● **THE REQUEST**: Type every record exactly as it appears.

● **GIVEN RECORDS**:
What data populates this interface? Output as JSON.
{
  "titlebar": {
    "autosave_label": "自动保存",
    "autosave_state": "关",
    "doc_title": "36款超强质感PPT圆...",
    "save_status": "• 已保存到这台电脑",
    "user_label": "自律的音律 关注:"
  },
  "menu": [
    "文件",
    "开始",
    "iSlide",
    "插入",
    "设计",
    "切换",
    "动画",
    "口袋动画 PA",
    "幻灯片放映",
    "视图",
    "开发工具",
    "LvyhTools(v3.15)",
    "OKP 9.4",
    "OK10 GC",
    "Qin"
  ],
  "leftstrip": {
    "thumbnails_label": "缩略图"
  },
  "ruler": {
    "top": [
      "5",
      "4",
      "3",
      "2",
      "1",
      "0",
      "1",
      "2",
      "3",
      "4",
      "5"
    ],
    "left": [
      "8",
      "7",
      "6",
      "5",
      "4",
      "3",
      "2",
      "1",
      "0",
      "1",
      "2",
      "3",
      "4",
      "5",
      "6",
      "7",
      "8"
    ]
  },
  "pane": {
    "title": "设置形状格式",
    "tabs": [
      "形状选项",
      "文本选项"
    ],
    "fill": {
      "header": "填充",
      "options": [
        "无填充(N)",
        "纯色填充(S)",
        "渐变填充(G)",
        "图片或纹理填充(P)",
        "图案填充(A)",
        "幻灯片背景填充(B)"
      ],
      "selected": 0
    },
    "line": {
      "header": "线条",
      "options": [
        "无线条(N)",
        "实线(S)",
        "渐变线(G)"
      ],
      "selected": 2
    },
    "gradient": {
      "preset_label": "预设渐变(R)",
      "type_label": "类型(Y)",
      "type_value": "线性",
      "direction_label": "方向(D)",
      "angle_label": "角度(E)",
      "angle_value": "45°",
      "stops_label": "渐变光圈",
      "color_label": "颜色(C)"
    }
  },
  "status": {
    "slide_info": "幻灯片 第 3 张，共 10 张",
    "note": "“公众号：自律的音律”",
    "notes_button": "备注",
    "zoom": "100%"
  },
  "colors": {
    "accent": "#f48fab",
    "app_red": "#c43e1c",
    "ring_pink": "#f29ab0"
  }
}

● **WRITTEN ANSWER**:
What data populates this interface? Output as JSON.
{
  "titlebar": {
    "autosave_label": "自动保存",
    "autosave_state": "关",
    "doc_title": "36款超强质感PPT圆...",
    "save_status": "• 已保存到这台电脑",
    "user_label": "自律的音律 关注:"
  },
  "menu": [
    "文件",
    "开始",
    "iSlide",
    "插入",
    "设计",
    "切换",
    "动画",
    "口袋动画 PA",
    "幻灯片放映",
    "视图",
    "开发工具",
    "LvyhTools(v3.15)",
    "OKP 9.4",
    "OK10 GC",
    "Qin"
  ],
  "leftstrip": {
    "thumbnails_label": "缩略图"
  },
  "ruler": {
    "top": [
      "5",
      "4",
      "3",
      "2",
      "1",
      "0",
      "1",
      "2",
      "3",
      "4",
      "5"
    ],
    "left": [
      "8",
      "7",
      "6",
      "5",
      "4",
      "3",
      "2",
      "1",
      "0",
      "1",
      "2",
      "3",
      "4",
      "5",
      "6",
      "7",
      "8"
    ]
  },
  "pane": {
    "title": "设置形状格式",
    "tabs": [
      "形状选项",
      "文本选项"
    ],
    "fill": {
      "header": "填充",
      "options": [
        "无填充(N)",
        "纯色填充(S)",
        "渐变填充(G)",
        "图片或纹理填充(P)",
        "图案填充(A)",
        "幻灯片背景填充(B)"
      ],
      "selected": 0
    },
    "line": {
      "header": "线条",
      "options": [
        "无线条(N)",
        "实线(S)",
        "渐变线(G)"
      ],
      "selected": 2
    },
    "gradient": {
      "preset_label": "预设渐变(R)",
      "type_label": "类型(Y)",
      "type_value": "线性",
      "direction_label": "方向(D)",
      "angle_label": "角度(E)",
      "angle_value": "45°",
      "stops_label": "渐变光圈",
      "color_label": "颜色(C)"
    }
  },
  "status": {
    "slide_info": "幻灯片 第 3 张，共 10 张",
    "note": "“公众号：自律的音律”",
    "notes_button": "备注",
    "zoom": "100%"
  },
  "colors": {
    "accent": "#f48fab",
    "app_red": "#c43e1c",
    "ring_pink": "#f29ab0"
  }
}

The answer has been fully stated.